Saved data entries
<<<<

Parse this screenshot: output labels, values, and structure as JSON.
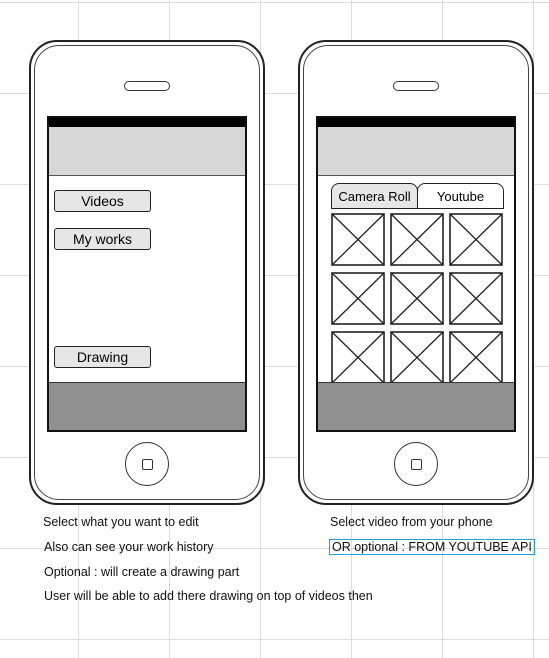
{
  "left_phone": {
    "buttons": [
      {
        "label": "Videos"
      },
      {
        "label": "My works"
      },
      {
        "label": "Drawing"
      }
    ]
  },
  "right_phone": {
    "tabs": [
      {
        "label": "Camera Roll"
      },
      {
        "label": "Youtube"
      }
    ],
    "thumbnail_placeholder": "image-placeholder-icon"
  },
  "notes_left": [
    "Select what you want to edit",
    "Also can see your work history",
    "Optional : will create a drawing part",
    "User will be able to add there drawing on top of videos then"
  ],
  "notes_right": [
    "Select video from your phone",
    "OR optional : FROM YOUTUBE API"
  ]
}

>>>>

Copy the listing in full and without alteration, omitting every picture.

Parse this screenshot: output labels, values, and structure as JSON.
{
  "left_phone": {
    "buttons": [
      {
        "label": "Videos"
      },
      {
        "label": "My works"
      },
      {
        "label": "Drawing"
      }
    ]
  },
  "right_phone": {
    "tabs": [
      {
        "label": "Camera Roll"
      },
      {
        "label": "Youtube"
      }
    ],
    "thumbnail_placeholder": "image-placeholder-icon"
  },
  "notes_left": [
    "Select what you want to edit",
    "Also can see your work history",
    "Optional : will create a drawing part",
    "User will be able to add there drawing on top of videos then"
  ],
  "notes_right": [
    "Select video from your phone",
    "OR optional : FROM YOUTUBE API"
  ]
}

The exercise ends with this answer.